▶ _ОТРЫВОК ДЛЯ ЧТЕНИЯ_
---+---
Сам Чехов, не по русской, а по собственной привычке, эти беседы не передал ни в письмах, ни в дневниковых записях. Он вообще в это время особенно скрытен относительно того, о чем думал, над чем работал. На вопросы о пьесе говорил, что не пишет, не «манит». На что Немирович в решительном тоне отвечал, что пьеса нужна к 1 августа, что он хотел бы ею открыть новый сезон: «Август и сентябрь ты жил бы в Москве, все беседы и репетиции прошли бы при тебе. Октябрь и часть ноября ты бы еще знал ряд спектаклей… Разве это так несбыточно?»
По планам самого ли директора или после его разговоров с Книппер выходило, что осень Чехову целесообразнее провести в Москве, а на зиму двинуться в Ялту. Чехов подчеркивал, что так далеко не заглядывает, живет настоящим.
22 февраля Ольга Леонардовна приехала в Ялту — на пять дней. Супруги обсуждали только летнюю поездку: может быть на кумыс? на Волгу? на дачу в окрестностях Костромы? По интонации писем после отъезда Книппер можно предположить, что встреча была сердечной, но невеселой. Словно что-то мешало им. В мелочах и в главном.
Отчего-то она опять просила мужа непременно и скорее постричься. Видимо, ее очень раздражала перхоть, угнетавшая и самого Чехова. От неправильного питания, кишечных расстройств, лихорадочной температуры эта напасть лишь увеличивалась. От нее обильно выпадали волосы. Аккуратный, брезгливый, Чехов страдал от этой беды, теперь коротко стриг волосы, тщательно выстригая затылок.
Это, конечно, досадная, неприятная, раздражающая обоих, но мелочь. Огорчала по-настоящему краткость встречи. К тому же беспокоило Чехова недомогание жены. Она жаловалась еще до приезда в Ялту и уезжала не совсем здоровой: дурнота, боли в животе. По дороге в Симферополь продрогла. Он писал ей: «Если, не дай Бог, заболеешь, то немедленно кати ко мне, я за тобой буду ухаживать».
Его первые письма вдогонку особенно безнадежны: «Когда станет грустно, то вспомни, что у тебя есть муж, покорный и любящий свою жену — цацу». Свою комнату и постель он сравнил с дачей, покинутой постояльцами. Просил писать ему подробно, обстоятельно.
---+---
▶ _ЗАПИСАННЫЕ СВЕДЕНИЯ_
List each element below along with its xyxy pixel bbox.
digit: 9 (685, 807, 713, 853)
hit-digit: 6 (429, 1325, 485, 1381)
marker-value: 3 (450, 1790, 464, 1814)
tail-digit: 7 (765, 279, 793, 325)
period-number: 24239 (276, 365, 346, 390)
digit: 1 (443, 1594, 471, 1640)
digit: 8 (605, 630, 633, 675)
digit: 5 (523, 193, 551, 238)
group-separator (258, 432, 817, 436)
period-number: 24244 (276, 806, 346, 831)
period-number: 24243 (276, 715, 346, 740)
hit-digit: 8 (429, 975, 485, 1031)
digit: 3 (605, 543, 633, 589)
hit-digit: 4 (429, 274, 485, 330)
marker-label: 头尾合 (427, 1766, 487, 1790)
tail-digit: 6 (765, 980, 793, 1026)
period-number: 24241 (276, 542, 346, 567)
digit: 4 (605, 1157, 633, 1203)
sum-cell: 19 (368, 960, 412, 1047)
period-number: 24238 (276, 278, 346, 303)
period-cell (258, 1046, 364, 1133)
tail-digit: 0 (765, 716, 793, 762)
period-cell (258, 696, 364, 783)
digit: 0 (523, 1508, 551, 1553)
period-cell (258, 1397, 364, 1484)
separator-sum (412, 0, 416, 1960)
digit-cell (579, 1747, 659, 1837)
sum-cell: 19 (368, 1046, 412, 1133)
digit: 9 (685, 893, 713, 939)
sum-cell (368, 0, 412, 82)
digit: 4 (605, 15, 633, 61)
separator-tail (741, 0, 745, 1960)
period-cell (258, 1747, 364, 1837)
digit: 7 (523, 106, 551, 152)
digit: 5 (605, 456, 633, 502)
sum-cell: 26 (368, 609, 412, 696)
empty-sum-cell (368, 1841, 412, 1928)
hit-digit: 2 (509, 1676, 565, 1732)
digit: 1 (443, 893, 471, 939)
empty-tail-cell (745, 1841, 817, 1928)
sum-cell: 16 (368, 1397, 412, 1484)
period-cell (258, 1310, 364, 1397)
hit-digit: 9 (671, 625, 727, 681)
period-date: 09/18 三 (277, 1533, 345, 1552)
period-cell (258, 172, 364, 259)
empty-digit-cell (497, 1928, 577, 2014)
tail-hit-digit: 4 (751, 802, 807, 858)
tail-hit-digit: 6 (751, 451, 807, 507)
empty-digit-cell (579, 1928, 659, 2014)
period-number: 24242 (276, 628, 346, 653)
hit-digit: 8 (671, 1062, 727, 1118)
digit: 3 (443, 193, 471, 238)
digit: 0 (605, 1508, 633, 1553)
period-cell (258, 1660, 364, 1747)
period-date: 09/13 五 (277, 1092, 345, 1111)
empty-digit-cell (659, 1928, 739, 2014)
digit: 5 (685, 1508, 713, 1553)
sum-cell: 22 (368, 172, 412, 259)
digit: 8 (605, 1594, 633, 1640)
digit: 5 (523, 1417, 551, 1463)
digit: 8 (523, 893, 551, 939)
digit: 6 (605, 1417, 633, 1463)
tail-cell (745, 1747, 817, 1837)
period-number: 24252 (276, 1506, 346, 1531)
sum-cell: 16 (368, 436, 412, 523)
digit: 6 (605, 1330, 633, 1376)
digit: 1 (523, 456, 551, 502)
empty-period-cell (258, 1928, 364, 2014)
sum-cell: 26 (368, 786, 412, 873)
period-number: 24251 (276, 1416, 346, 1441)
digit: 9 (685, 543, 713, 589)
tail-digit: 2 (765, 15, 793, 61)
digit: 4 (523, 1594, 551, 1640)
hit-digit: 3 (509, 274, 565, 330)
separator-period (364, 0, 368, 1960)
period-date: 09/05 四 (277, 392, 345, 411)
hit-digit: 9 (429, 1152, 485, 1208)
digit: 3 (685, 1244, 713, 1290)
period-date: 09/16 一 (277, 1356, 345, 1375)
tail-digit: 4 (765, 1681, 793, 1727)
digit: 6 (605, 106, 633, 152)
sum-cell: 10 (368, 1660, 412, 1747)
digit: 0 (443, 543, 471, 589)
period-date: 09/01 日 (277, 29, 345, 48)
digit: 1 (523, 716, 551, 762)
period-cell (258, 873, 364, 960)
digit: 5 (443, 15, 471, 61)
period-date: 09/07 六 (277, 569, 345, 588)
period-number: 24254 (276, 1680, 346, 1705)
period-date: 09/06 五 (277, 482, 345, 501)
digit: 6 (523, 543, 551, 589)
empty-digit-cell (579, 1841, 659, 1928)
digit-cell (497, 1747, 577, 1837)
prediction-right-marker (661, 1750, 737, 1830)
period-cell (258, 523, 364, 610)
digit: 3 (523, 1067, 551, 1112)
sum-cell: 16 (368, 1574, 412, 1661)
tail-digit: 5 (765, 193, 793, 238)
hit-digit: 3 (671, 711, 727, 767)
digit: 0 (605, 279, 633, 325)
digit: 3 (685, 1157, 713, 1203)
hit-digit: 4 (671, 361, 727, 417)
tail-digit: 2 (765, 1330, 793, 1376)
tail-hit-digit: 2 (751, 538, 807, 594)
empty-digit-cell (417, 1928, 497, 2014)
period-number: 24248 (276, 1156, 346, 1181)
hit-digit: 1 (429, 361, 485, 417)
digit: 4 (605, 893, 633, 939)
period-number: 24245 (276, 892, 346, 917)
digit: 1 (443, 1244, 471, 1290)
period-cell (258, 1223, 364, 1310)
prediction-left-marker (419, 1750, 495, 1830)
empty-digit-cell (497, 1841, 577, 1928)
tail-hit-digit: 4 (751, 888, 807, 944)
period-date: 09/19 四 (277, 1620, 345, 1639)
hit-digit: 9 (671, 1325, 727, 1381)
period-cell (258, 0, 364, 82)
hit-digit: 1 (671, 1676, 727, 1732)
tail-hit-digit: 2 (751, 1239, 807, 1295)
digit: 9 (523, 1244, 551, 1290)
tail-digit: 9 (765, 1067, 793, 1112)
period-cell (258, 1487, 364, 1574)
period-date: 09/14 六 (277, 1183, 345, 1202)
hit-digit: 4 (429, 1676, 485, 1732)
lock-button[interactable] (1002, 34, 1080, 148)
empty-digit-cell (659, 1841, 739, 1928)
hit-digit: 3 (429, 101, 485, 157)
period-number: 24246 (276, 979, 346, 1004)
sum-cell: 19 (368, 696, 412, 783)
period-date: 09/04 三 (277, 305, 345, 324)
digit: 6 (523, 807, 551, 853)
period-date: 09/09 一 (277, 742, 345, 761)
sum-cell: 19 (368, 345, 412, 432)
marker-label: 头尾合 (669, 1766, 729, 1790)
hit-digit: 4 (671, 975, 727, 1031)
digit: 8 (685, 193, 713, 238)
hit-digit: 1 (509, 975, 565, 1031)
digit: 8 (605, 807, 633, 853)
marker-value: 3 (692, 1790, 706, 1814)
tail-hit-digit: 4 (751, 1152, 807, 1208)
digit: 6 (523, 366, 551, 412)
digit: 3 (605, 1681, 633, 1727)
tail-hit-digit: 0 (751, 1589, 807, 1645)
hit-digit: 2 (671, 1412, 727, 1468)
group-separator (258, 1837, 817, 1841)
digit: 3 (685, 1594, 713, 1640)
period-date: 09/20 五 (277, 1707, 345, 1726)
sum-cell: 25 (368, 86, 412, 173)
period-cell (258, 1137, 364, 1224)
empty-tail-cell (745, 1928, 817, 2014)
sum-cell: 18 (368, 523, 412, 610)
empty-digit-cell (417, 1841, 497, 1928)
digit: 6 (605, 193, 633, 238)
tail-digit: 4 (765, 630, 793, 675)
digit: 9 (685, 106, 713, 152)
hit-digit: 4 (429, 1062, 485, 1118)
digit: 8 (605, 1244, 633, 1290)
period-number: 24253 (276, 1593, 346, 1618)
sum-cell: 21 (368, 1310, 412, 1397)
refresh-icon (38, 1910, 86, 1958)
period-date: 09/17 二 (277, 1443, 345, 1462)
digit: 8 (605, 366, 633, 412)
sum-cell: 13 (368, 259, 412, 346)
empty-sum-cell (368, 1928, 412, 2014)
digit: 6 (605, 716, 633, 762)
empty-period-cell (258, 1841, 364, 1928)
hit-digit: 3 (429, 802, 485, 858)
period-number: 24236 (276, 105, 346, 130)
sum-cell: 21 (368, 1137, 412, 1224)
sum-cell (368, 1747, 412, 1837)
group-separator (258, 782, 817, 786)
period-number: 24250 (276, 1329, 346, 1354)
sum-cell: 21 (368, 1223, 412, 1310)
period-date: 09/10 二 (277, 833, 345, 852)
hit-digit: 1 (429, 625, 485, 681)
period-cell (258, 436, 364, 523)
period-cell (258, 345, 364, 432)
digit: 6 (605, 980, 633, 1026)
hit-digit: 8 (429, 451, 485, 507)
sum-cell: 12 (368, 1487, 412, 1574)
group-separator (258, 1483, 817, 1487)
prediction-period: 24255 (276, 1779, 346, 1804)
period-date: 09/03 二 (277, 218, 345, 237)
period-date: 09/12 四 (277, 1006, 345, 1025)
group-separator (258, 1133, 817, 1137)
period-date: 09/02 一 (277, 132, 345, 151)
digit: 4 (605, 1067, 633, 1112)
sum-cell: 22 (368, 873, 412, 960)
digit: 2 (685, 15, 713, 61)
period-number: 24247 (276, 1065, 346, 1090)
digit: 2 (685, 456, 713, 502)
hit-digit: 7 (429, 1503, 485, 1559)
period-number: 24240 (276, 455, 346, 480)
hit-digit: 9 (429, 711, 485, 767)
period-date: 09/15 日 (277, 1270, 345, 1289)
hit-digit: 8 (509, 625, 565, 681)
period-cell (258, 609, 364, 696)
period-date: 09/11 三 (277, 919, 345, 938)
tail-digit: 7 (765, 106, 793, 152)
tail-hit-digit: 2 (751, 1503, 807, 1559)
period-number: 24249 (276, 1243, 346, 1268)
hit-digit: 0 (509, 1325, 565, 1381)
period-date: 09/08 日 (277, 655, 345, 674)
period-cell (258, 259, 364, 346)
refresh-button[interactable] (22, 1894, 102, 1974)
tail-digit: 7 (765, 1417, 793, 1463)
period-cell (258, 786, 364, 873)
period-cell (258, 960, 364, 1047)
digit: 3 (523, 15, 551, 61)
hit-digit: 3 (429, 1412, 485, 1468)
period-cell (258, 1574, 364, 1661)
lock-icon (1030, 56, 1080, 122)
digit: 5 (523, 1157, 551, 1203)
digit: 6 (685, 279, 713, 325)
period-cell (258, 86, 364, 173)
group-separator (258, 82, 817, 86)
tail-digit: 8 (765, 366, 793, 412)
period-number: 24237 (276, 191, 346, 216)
---+---
▶ _РАБОЧЕЕ ЗАДАНИЕ_
Перепишите из отрывка о Чехове фрагмент между словами «Сам Чехов, не» и «заглядывает, живет настоящим.» включительно.

▶ _ПИСЬМЕННЫЙ ОТВЕТ_
Сам Чехов, не по русской, а по собственной привычке, эти беседы не передал ни в письмах, ни в дневниковых записях. Он вообще в это время особенно скрытен относительно того, о чем думал, над чем работал. На вопросы о пьесе говорил, что не пишет, не «манит». На что Немирович в решительном тоне отвечал, что пьеса нужна к 1 августа, что он хотел бы ею открыть новый сезон: «Август и сентябрь ты жил бы в Москве, все беседы и репетиции прошли бы при тебе. Октябрь и часть ноября ты бы еще знал ряд спектаклей… Разве это так несбыточно?»
По планам самого ли директора или после его разговоров с Книппер выходило, что осень Чехову целесообразнее провести в Москве, а на зиму двинуться в Ялту. Чехов подчеркивал, что так далеко не заглядывает, живет настоящим.